* START Records supplied *
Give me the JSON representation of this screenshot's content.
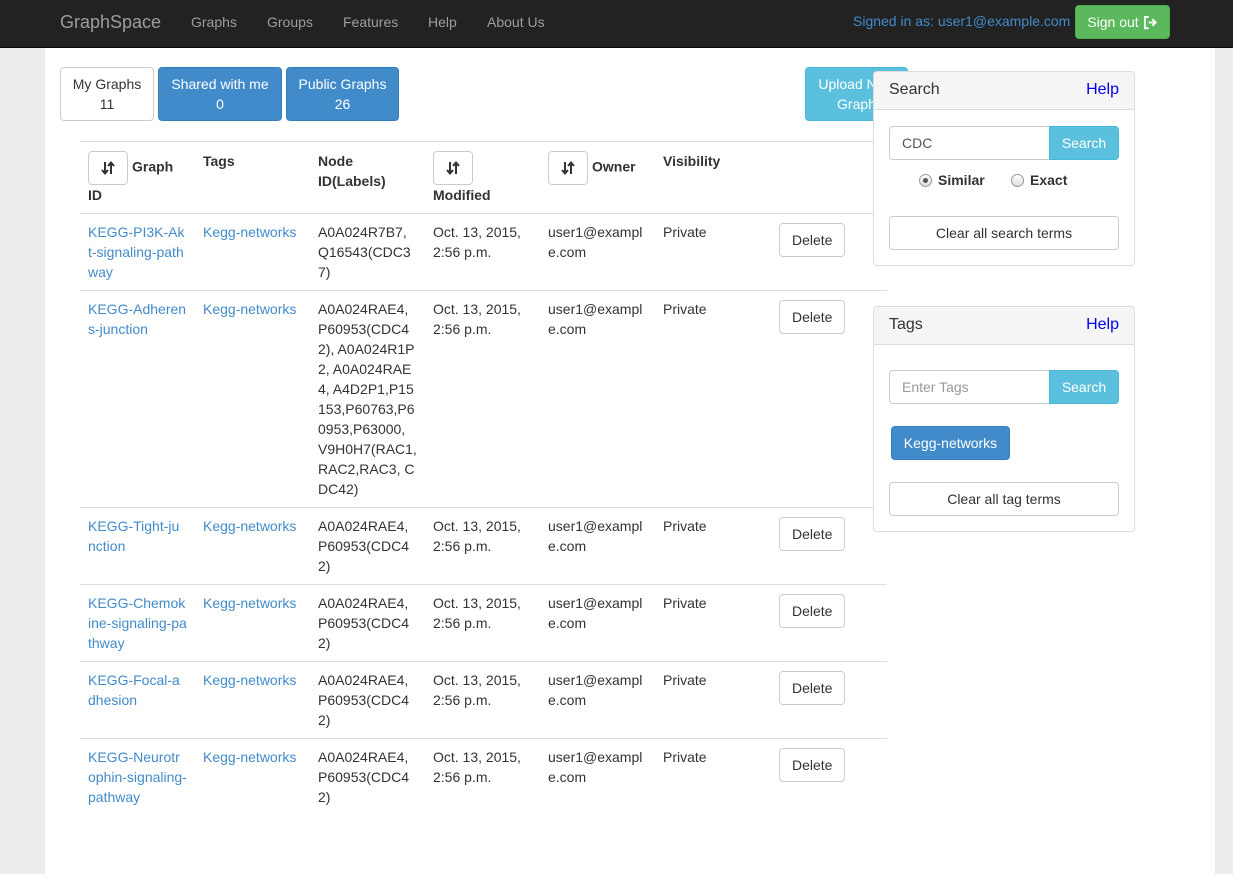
{
  "navbar": {
    "brand": "GraphSpace",
    "links": [
      "Graphs",
      "Groups",
      "Features",
      "Help",
      "About Us"
    ],
    "signed_in": "Signed in as: user1@example.com",
    "sign_out": "Sign out"
  },
  "tabs": {
    "my_graphs": {
      "label": "My Graphs",
      "count": "11"
    },
    "shared": {
      "label": "Shared with me",
      "count": "0"
    },
    "public": {
      "label": "Public Graphs",
      "count": "26"
    }
  },
  "upload": {
    "line1": "Upload New",
    "line2": "Graph"
  },
  "table": {
    "headers": [
      "Graph ID",
      "Tags",
      "Node ID(Labels)",
      "Modified",
      "Owner",
      "Visibility"
    ],
    "delete_label": "Delete",
    "rows": [
      {
        "graph_id": "KEGG-PI3K-Akt-signaling-pathway",
        "tags": "Kegg-networks",
        "nodes": "A0A024R7B7, Q16543(CDC37)",
        "modified": "Oct. 13, 2015, 2:56 p.m.",
        "owner": "user1@example.com",
        "visibility": "Private"
      },
      {
        "graph_id": "KEGG-Adherens-junction",
        "tags": "Kegg-networks",
        "nodes": "A0A024RAE4, P60953(CDC42), A0A024R1P2, A0A024RAE4, A4D2P1,P15153,P60763,P60953,P63000, V9H0H7(RAC1,RAC2,RAC3, CDC42)",
        "modified": "Oct. 13, 2015, 2:56 p.m.",
        "owner": "user1@example.com",
        "visibility": "Private"
      },
      {
        "graph_id": "KEGG-Tight-junction",
        "tags": "Kegg-networks",
        "nodes": "A0A024RAE4, P60953(CDC42)",
        "modified": "Oct. 13, 2015, 2:56 p.m.",
        "owner": "user1@example.com",
        "visibility": "Private"
      },
      {
        "graph_id": "KEGG-Chemokine-signaling-pathway",
        "tags": "Kegg-networks",
        "nodes": "A0A024RAE4, P60953(CDC42)",
        "modified": "Oct. 13, 2015, 2:56 p.m.",
        "owner": "user1@example.com",
        "visibility": "Private"
      },
      {
        "graph_id": "KEGG-Focal-adhesion",
        "tags": "Kegg-networks",
        "nodes": "A0A024RAE4, P60953(CDC42)",
        "modified": "Oct. 13, 2015, 2:56 p.m.",
        "owner": "user1@example.com",
        "visibility": "Private"
      },
      {
        "graph_id": "KEGG-Neurotrophin-signaling-pathway",
        "tags": "Kegg-networks",
        "nodes": "A0A024RAE4, P60953(CDC42)",
        "modified": "Oct. 13, 2015, 2:56 p.m.",
        "owner": "user1@example.com",
        "visibility": "Private"
      }
    ]
  },
  "search_panel": {
    "title": "Search",
    "help": "Help",
    "input_value": "CDC",
    "search_button": "Search",
    "radio_similar": "Similar",
    "radio_exact": "Exact",
    "selected": "Similar",
    "clear": "Clear all search terms"
  },
  "tags_panel": {
    "title": "Tags",
    "help": "Help",
    "placeholder": "Enter Tags",
    "search_button": "Search",
    "active_tag": "Kegg-networks",
    "clear": "Clear all tag terms"
  },
  "icons": {
    "sort": "sort-icon",
    "sign_out": "sign-out-icon"
  },
  "colors": {
    "navbar": "#222222",
    "primary": "#428bca",
    "info": "#5bc0de",
    "success": "#5cb85c"
  }
}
* END Records supplied *
§ Written problem
Omit every image. Quote each record exactly.

§ Finished answer
Give me the JSON representation of this screenshot's content.
{
  "navbar": {
    "brand": "GraphSpace",
    "links": [
      "Graphs",
      "Groups",
      "Features",
      "Help",
      "About Us"
    ],
    "signed_in": "Signed in as: user1@example.com",
    "sign_out": "Sign out"
  },
  "tabs": {
    "my_graphs": {
      "label": "My Graphs",
      "count": "11"
    },
    "shared": {
      "label": "Shared with me",
      "count": "0"
    },
    "public": {
      "label": "Public Graphs",
      "count": "26"
    }
  },
  "upload": {
    "line1": "Upload New",
    "line2": "Graph"
  },
  "table": {
    "headers": [
      "Graph ID",
      "Tags",
      "Node ID(Labels)",
      "Modified",
      "Owner",
      "Visibility"
    ],
    "delete_label": "Delete",
    "rows": [
      {
        "graph_id": "KEGG-PI3K-Akt-signaling-pathway",
        "tags": "Kegg-networks",
        "nodes": "A0A024R7B7, Q16543(CDC37)",
        "modified": "Oct. 13, 2015, 2:56 p.m.",
        "owner": "user1@example.com",
        "visibility": "Private"
      },
      {
        "graph_id": "KEGG-Adherens-junction",
        "tags": "Kegg-networks",
        "nodes": "A0A024RAE4, P60953(CDC42), A0A024R1P2, A0A024RAE4, A4D2P1,P15153,P60763,P60953,P63000, V9H0H7(RAC1,RAC2,RAC3, CDC42)",
        "modified": "Oct. 13, 2015, 2:56 p.m.",
        "owner": "user1@example.com",
        "visibility": "Private"
      },
      {
        "graph_id": "KEGG-Tight-junction",
        "tags": "Kegg-networks",
        "nodes": "A0A024RAE4, P60953(CDC42)",
        "modified": "Oct. 13, 2015, 2:56 p.m.",
        "owner": "user1@example.com",
        "visibility": "Private"
      },
      {
        "graph_id": "KEGG-Chemokine-signaling-pathway",
        "tags": "Kegg-networks",
        "nodes": "A0A024RAE4, P60953(CDC42)",
        "modified": "Oct. 13, 2015, 2:56 p.m.",
        "owner": "user1@example.com",
        "visibility": "Private"
      },
      {
        "graph_id": "KEGG-Focal-adhesion",
        "tags": "Kegg-networks",
        "nodes": "A0A024RAE4, P60953(CDC42)",
        "modified": "Oct. 13, 2015, 2:56 p.m.",
        "owner": "user1@example.com",
        "visibility": "Private"
      },
      {
        "graph_id": "KEGG-Neurotrophin-signaling-pathway",
        "tags": "Kegg-networks",
        "nodes": "A0A024RAE4, P60953(CDC42)",
        "modified": "Oct. 13, 2015, 2:56 p.m.",
        "owner": "user1@example.com",
        "visibility": "Private"
      }
    ]
  },
  "search_panel": {
    "title": "Search",
    "help": "Help",
    "input_value": "CDC",
    "search_button": "Search",
    "radio_similar": "Similar",
    "radio_exact": "Exact",
    "selected": "Similar",
    "clear": "Clear all search terms"
  },
  "tags_panel": {
    "title": "Tags",
    "help": "Help",
    "placeholder": "Enter Tags",
    "search_button": "Search",
    "active_tag": "Kegg-networks",
    "clear": "Clear all tag terms"
  },
  "icons": {
    "sort": "sort-icon",
    "sign_out": "sign-out-icon"
  },
  "colors": {
    "navbar": "#222222",
    "primary": "#428bca",
    "info": "#5bc0de",
    "success": "#5cb85c"
  }
}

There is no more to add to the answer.